What is expected: Copy every one of the rows that follow, word for word, but omit the pictures.

Supplied data:

— START —

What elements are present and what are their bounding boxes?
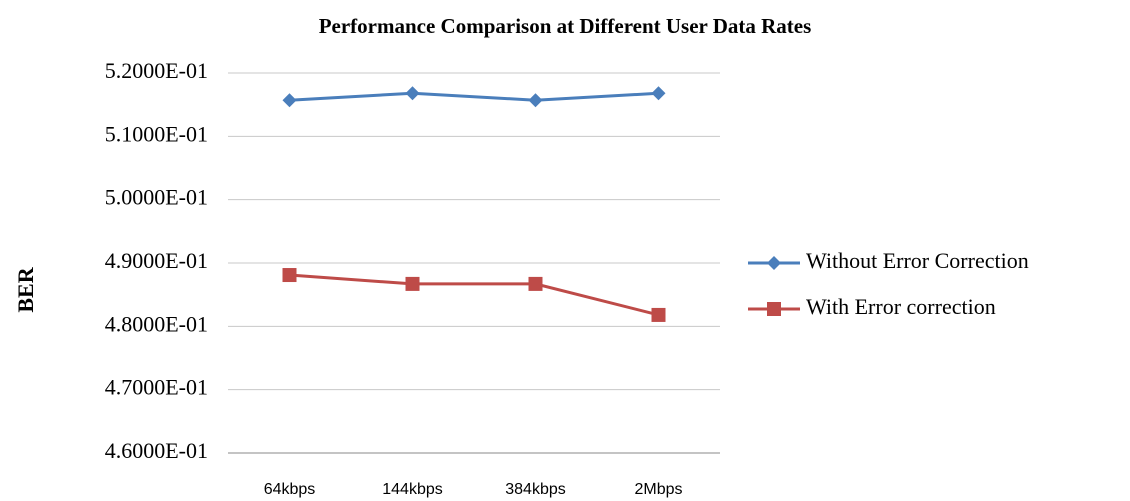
y-tick-label: 5.2000E-01 — [105, 58, 208, 83]
marker — [528, 93, 543, 108]
x-tick-label: 144kbps — [382, 481, 443, 498]
legend-label: Without Error Correction — [806, 248, 1029, 273]
y-axis-label: BER — [13, 266, 38, 312]
x-tick-label: 64kbps — [264, 481, 316, 498]
marker — [651, 86, 666, 101]
y-tick-label: 5.1000E-01 — [105, 121, 208, 146]
marker — [282, 268, 297, 283]
marker — [767, 302, 781, 316]
legend-label: With Error correction — [806, 294, 996, 319]
marker — [405, 276, 420, 291]
marker — [528, 276, 543, 291]
series-line — [289, 273, 659, 317]
marker — [282, 93, 297, 108]
x-tick-label: 384kbps — [505, 481, 566, 498]
series-line — [289, 91, 659, 102]
y-tick-label: 5.0000E-01 — [105, 185, 208, 210]
marker — [767, 256, 781, 270]
y-tick-label: 4.8000E-01 — [105, 311, 208, 336]
y-tick-label: 4.9000E-01 — [105, 248, 208, 273]
x-tick-label: 2Mbps — [634, 481, 682, 498]
marker — [405, 86, 420, 101]
marker — [651, 307, 666, 322]
y-tick-label: 4.6000E-01 — [105, 438, 208, 463]
chart-title: Performance Comparison at Different User… — [319, 14, 812, 38]
y-tick-label: 4.7000E-01 — [105, 375, 208, 400]
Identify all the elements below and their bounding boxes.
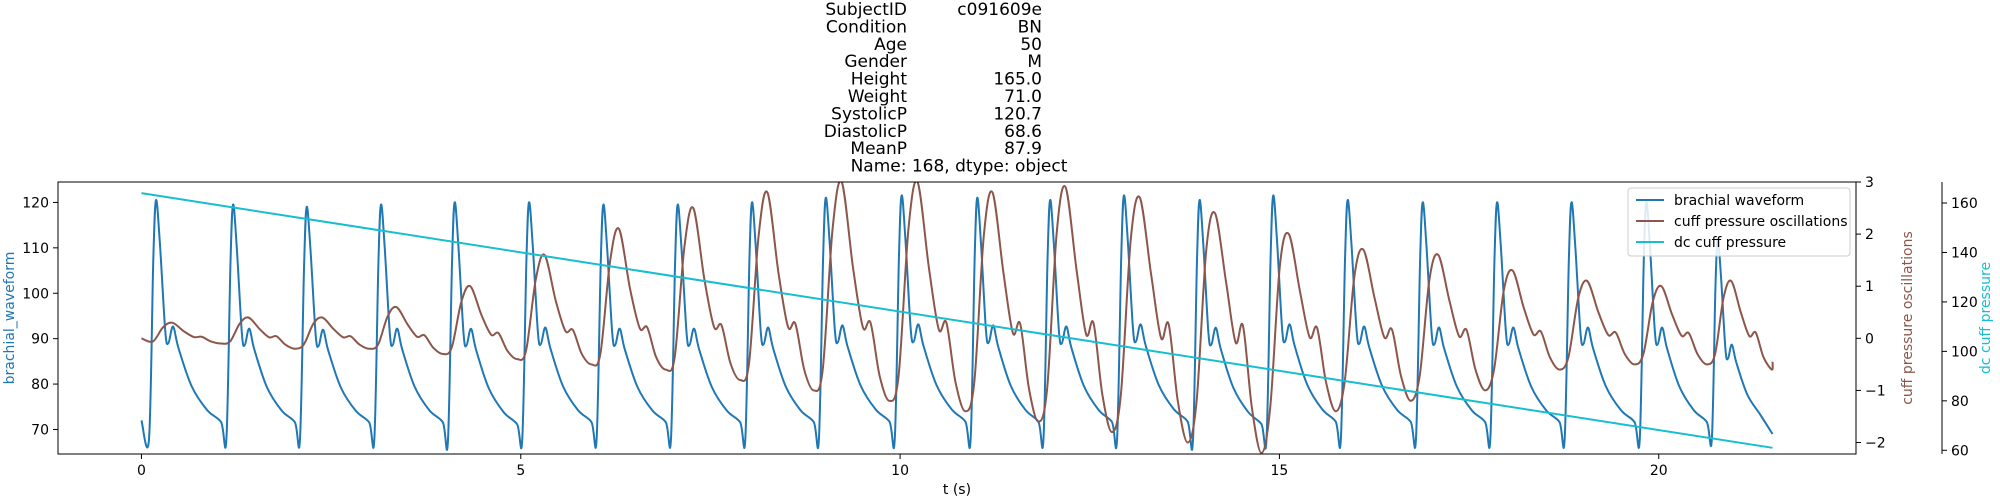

— END —

Result of the task:
What elements are present and what are their bounding boxes?
y-tick-label: 5.2000E-01 — [105, 58, 208, 83]
marker — [528, 93, 543, 108]
x-tick-label: 144kbps — [382, 481, 443, 498]
legend-label: Without Error Correction — [806, 248, 1029, 273]
y-axis-label: BER — [13, 266, 38, 312]
x-tick-label: 64kbps — [264, 481, 316, 498]
marker — [651, 86, 666, 101]
y-tick-label: 5.1000E-01 — [105, 121, 208, 146]
marker — [282, 268, 297, 283]
marker — [767, 302, 781, 316]
legend-label: With Error correction — [806, 294, 996, 319]
marker — [405, 276, 420, 291]
marker — [528, 276, 543, 291]
series-line — [289, 273, 659, 317]
marker — [282, 93, 297, 108]
x-tick-label: 384kbps — [505, 481, 566, 498]
series-line — [289, 91, 659, 102]
y-tick-label: 5.0000E-01 — [105, 185, 208, 210]
marker — [767, 256, 781, 270]
y-tick-label: 4.8000E-01 — [105, 311, 208, 336]
y-tick-label: 4.9000E-01 — [105, 248, 208, 273]
x-tick-label: 2Mbps — [634, 481, 682, 498]
marker — [405, 86, 420, 101]
marker — [651, 307, 666, 322]
y-tick-label: 4.6000E-01 — [105, 438, 208, 463]
chart-title: Performance Comparison at Different User… — [319, 14, 812, 38]
y-tick-label: 4.7000E-01 — [105, 375, 208, 400]
Identify all the elements below and their bounding boxes.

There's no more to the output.